DATASET EXTRACT →
────────────────

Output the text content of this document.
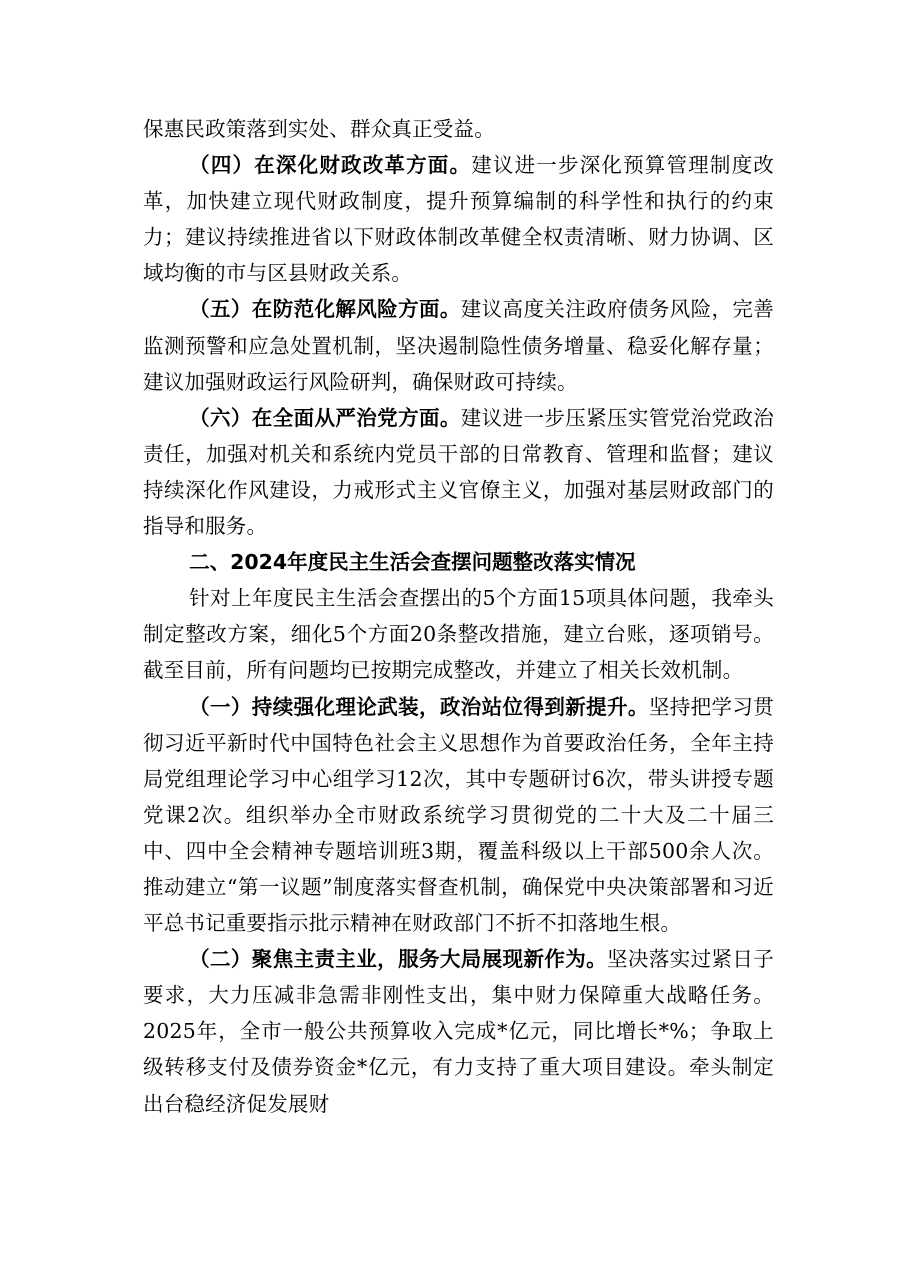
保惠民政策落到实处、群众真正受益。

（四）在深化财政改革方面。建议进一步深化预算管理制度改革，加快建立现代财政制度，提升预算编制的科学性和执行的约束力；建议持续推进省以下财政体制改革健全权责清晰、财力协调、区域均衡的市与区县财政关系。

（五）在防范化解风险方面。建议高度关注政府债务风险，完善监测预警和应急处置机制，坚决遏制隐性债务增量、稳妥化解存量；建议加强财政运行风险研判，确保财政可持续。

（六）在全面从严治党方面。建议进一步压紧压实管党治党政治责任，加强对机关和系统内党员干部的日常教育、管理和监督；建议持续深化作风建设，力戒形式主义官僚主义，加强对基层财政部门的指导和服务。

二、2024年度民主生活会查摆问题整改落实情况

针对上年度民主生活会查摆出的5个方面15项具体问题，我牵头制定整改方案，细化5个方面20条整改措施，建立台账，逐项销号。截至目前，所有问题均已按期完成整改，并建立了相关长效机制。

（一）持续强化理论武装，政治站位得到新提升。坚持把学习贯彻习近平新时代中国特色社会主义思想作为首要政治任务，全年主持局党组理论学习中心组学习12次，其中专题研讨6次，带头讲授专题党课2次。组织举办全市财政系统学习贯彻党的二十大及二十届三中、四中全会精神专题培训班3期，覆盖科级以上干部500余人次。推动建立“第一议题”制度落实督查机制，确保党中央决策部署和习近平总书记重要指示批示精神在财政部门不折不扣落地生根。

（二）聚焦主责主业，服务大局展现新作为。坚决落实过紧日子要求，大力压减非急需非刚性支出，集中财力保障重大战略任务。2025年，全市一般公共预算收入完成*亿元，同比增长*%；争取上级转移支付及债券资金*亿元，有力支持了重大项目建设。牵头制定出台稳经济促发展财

────────────────

TASK REQUIREMENTS → Reproduce the full listing above verbatim, with no pictures included.

EXERCISE SOLUTION →
Output the text content of this document.
保惠民政策落到实处、群众真正受益。

（四）在深化财政改革方面。建议进一步深化预算管理制度改革，加快建立现代财政制度，提升预算编制的科学性和执行的约束力；建议持续推进省以下财政体制改革健全权责清晰、财力协调、区域均衡的市与区县财政关系。

（五）在防范化解风险方面。建议高度关注政府债务风险，完善监测预警和应急处置机制，坚决遏制隐性债务增量、稳妥化解存量；建议加强财政运行风险研判，确保财政可持续。

（六）在全面从严治党方面。建议进一步压紧压实管党治党政治责任，加强对机关和系统内党员干部的日常教育、管理和监督；建议持续深化作风建设，力戒形式主义官僚主义，加强对基层财政部门的指导和服务。

二、2024年度民主生活会查摆问题整改落实情况

针对上年度民主生活会查摆出的5个方面15项具体问题，我牵头制定整改方案，细化5个方面20条整改措施，建立台账，逐项销号。截至目前，所有问题均已按期完成整改，并建立了相关长效机制。

（一）持续强化理论武装，政治站位得到新提升。坚持把学习贯彻习近平新时代中国特色社会主义思想作为首要政治任务，全年主持局党组理论学习中心组学习12次，其中专题研讨6次，带头讲授专题党课2次。组织举办全市财政系统学习贯彻党的二十大及二十届三中、四中全会精神专题培训班3期，覆盖科级以上干部500余人次。推动建立“第一议题”制度落实督查机制，确保党中央决策部署和习近平总书记重要指示批示精神在财政部门不折不扣落地生根。

（二）聚焦主责主业，服务大局展现新作为。坚决落实过紧日子要求，大力压减非急需非刚性支出，集中财力保障重大战略任务。2025年，全市一般公共预算收入完成*亿元，同比增长*%；争取上级转移支付及债券资金*亿元，有力支持了重大项目建设。牵头制定出台稳经济促发展财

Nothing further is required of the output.